**Instruction:**
Find the lines below that contain the string "this". Copy each one.

**Records excerpted from a collection:**
────────────────

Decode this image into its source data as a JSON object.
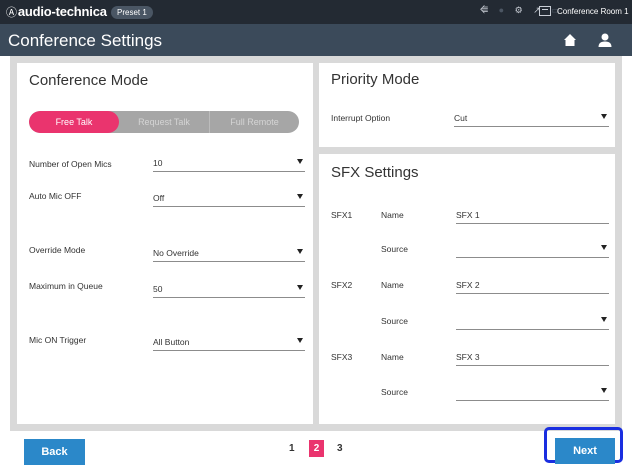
{
  "topbar": {
    "logo": "audio-technica",
    "logo_mark": "Ⓐ",
    "preset": "Preset  1",
    "icons": [
      "usb-icon",
      "dot-icon",
      "gear-icon",
      "network-icon",
      "battery-icon"
    ],
    "room_name": "Conference Room 1"
  },
  "titlebar": {
    "title": "Conference Settings"
  },
  "conference_mode": {
    "title": "Conference Mode",
    "modes": [
      "Free Talk",
      "Request Talk",
      "Full Remote"
    ],
    "active_mode": "Free Talk",
    "settings": [
      {
        "label": "Number of Open Mics",
        "value": "10"
      },
      {
        "label": "Auto Mic OFF",
        "value": "Off"
      },
      {
        "label": "Override Mode",
        "value": "No Override"
      },
      {
        "label": "Maximum in Queue",
        "value": "50"
      },
      {
        "label": "Mic ON Trigger",
        "value": "All Button"
      }
    ]
  },
  "priority_mode": {
    "title": "Priority Mode",
    "interrupt_label": "Interrupt Option",
    "interrupt_value": "Cut"
  },
  "sfx_settings": {
    "title": "SFX Settings",
    "items": [
      {
        "id": "SFX1",
        "name_label": "Name",
        "name": "SFX 1",
        "source_label": "Source",
        "source": ""
      },
      {
        "id": "SFX2",
        "name_label": "Name",
        "name": "SFX 2",
        "source_label": "Source",
        "source": ""
      },
      {
        "id": "SFX3",
        "name_label": "Name",
        "name": "SFX 3",
        "source_label": "Source",
        "source": ""
      }
    ]
  },
  "footer": {
    "back_label": "Back",
    "next_label": "Next",
    "pages": [
      "1",
      "2",
      "3"
    ],
    "current_page": "2"
  },
  "colors": {
    "accent": "#ea346e",
    "button": "#2b88c9",
    "titlebar": "#3b4a5a",
    "topbar": "#232a33",
    "highlight_frame": "#1a2ee0"
  }
}
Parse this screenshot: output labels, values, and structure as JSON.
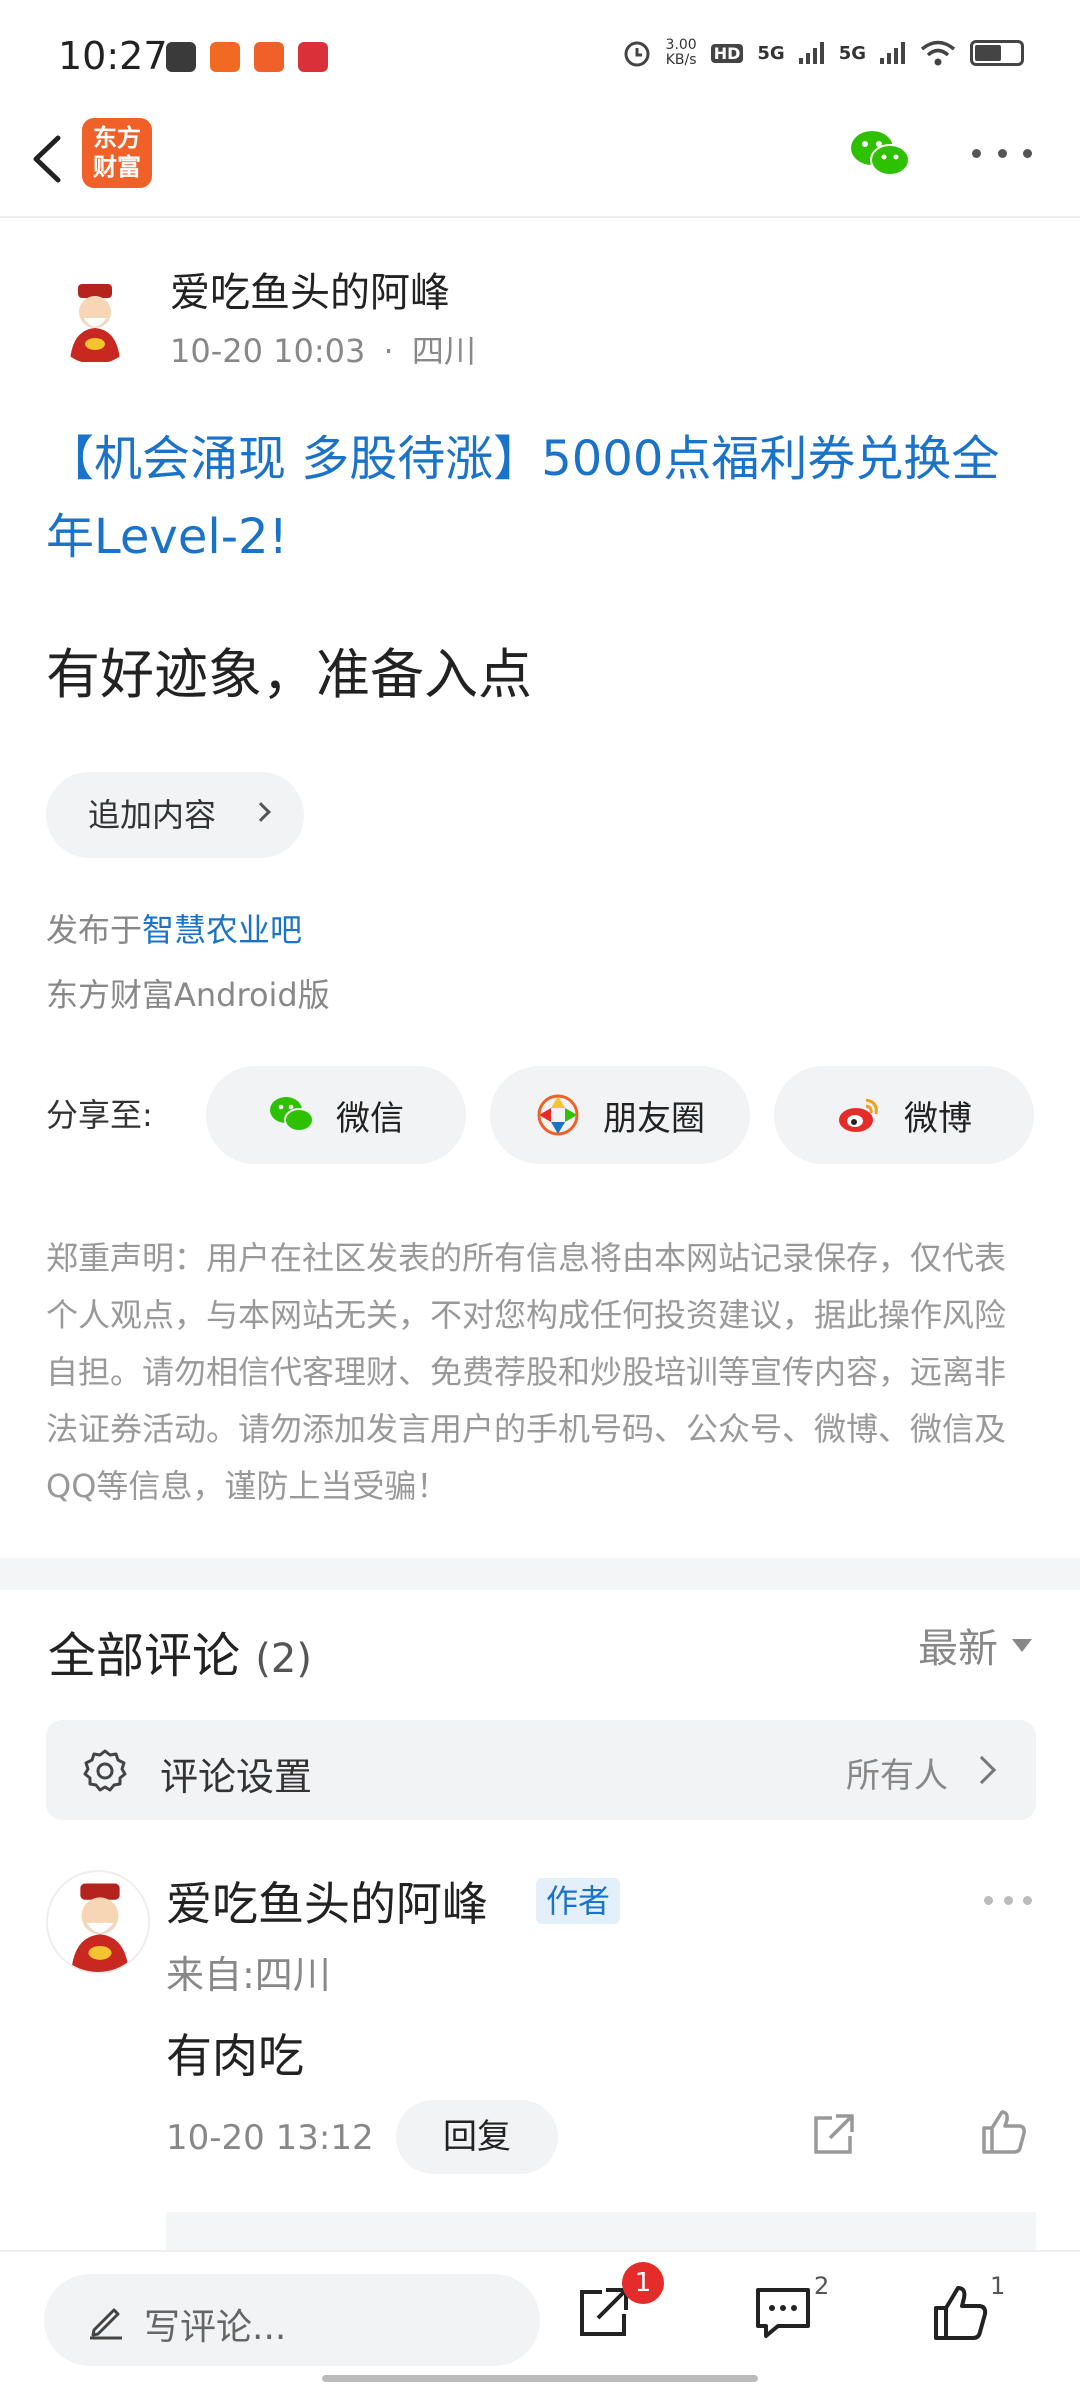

────────────────

**Output of the exercise:**
Decode this image into its source data as a JSON object.
Parse this screenshot: output labels, values, and structure as JSON.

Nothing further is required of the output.